Source records:
## begin

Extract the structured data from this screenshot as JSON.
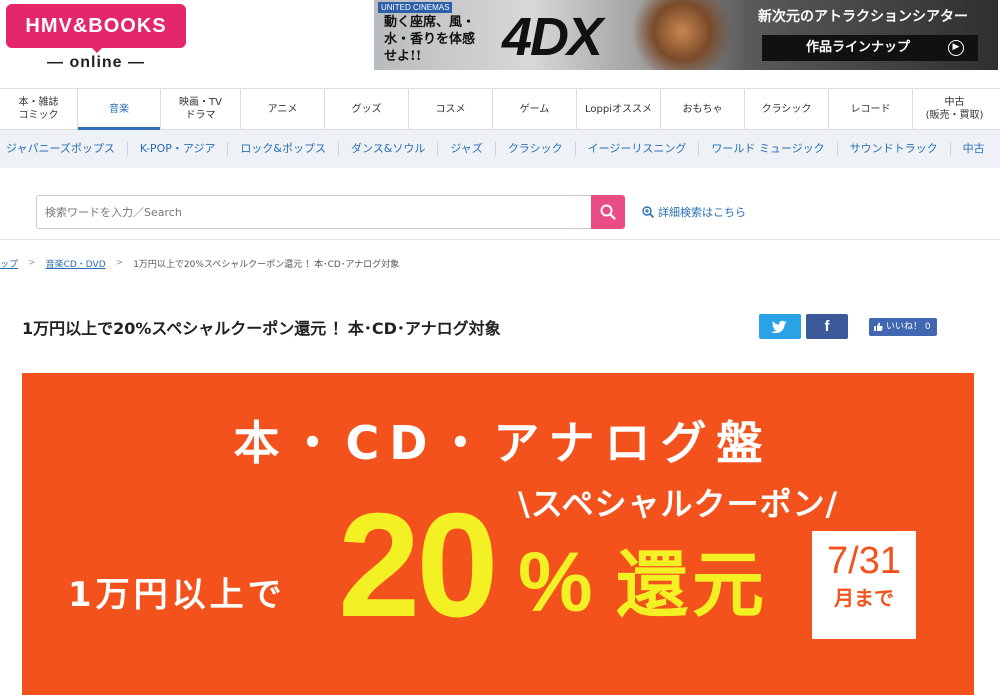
{
  "header": {
    "logo_text": "HMV&BOOKS",
    "logo_sub": "— online —",
    "banner": {
      "brand": "UNITED CINEMAS",
      "copy": "動く座席、風・水・香りを体感せよ!!",
      "logo": "4DX",
      "headline": "新次元のアトラクションシアター",
      "button": "作品ラインナップ"
    }
  },
  "main_nav": [
    {
      "label": "本・雑誌\nコミック"
    },
    {
      "label": "音楽",
      "active": true
    },
    {
      "label": "映画・TV\nドラマ"
    },
    {
      "label": "アニメ"
    },
    {
      "label": "グッズ"
    },
    {
      "label": "コスメ"
    },
    {
      "label": "ゲーム"
    },
    {
      "label": "Loppiオススメ"
    },
    {
      "label": "おもちゃ"
    },
    {
      "label": "クラシック"
    },
    {
      "label": "レコード"
    },
    {
      "label": "中古\n(販売・買取)"
    }
  ],
  "sub_nav": [
    "ジャパニーズポップス",
    "K-POP・アジア",
    "ロック&ポップス",
    "ダンス&ソウル",
    "ジャズ",
    "クラシック",
    "イージーリスニング",
    "ワールド ミュージック",
    "サウンドトラック",
    "中古"
  ],
  "search": {
    "placeholder": "検索ワードを入力／Search",
    "advanced_label": "詳細検索はこちら"
  },
  "breadcrumb": {
    "items": [
      "ップ",
      "音楽CD・DVD"
    ],
    "current": "1万円以上で20%スペシャルクーポン還元 ！本･CD･アナログ対象",
    "separator": ">"
  },
  "page": {
    "title": "1万円以上で20%スペシャルクーポン還元 ！本･CD･アナログ対象",
    "facebook_label": "f",
    "like_label": "いいね！ 0"
  },
  "campaign": {
    "headline": "本・CD・アナログ盤",
    "subhead": "\\スペシャルクーポン/",
    "condition": "1万円以上で",
    "percent": "20",
    "percent_sign": "%",
    "reward": "還元",
    "date": "7/31",
    "until": "月まで",
    "colors": {
      "background": "#f4521c",
      "accent": "#f3f024"
    }
  }
}
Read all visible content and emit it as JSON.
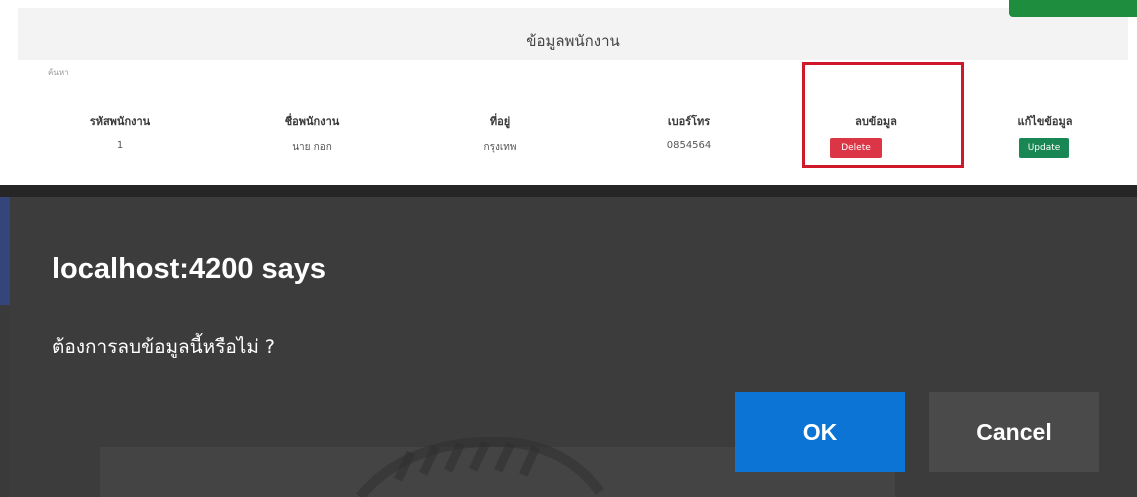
{
  "page": {
    "title": "ข้อมูลพนักงาน",
    "search_label": "ค้นหา",
    "table": {
      "headers": [
        "รหัสพนักงาน",
        "ชื่อพนักงาน",
        "ที่อยู่",
        "เบอร์โทร",
        "ลบข้อมูล",
        "แก้ไขข้อมูล"
      ],
      "rows": [
        {
          "id": "1",
          "name": "นาย กอก",
          "address": "กรุงเทพ",
          "phone": "0854564",
          "delete_label": "Delete",
          "update_label": "Update"
        }
      ]
    },
    "colors": {
      "highlight": "#d0182b",
      "delete_button": "#dc3545",
      "update_button": "#198754"
    }
  },
  "dialog": {
    "title": "localhost:4200 says",
    "message": "ต้องการลบข้อมูลนี้หรือไม่ ?",
    "ok_label": "OK",
    "cancel_label": "Cancel",
    "colors": {
      "background": "#3c3c3c",
      "ok_button": "#0b74d4",
      "cancel_button": "#4a4a4a"
    }
  }
}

## end

Collect from the data above every line that includes "アナログ対象".

FULL SOLUTION:
    "current": "1万円以上で20%スペシャルクーポン還元 ！本･CD･アナログ対象",
    "title": "1万円以上で20%スペシャルクーポン還元 ！本･CD･アナログ対象",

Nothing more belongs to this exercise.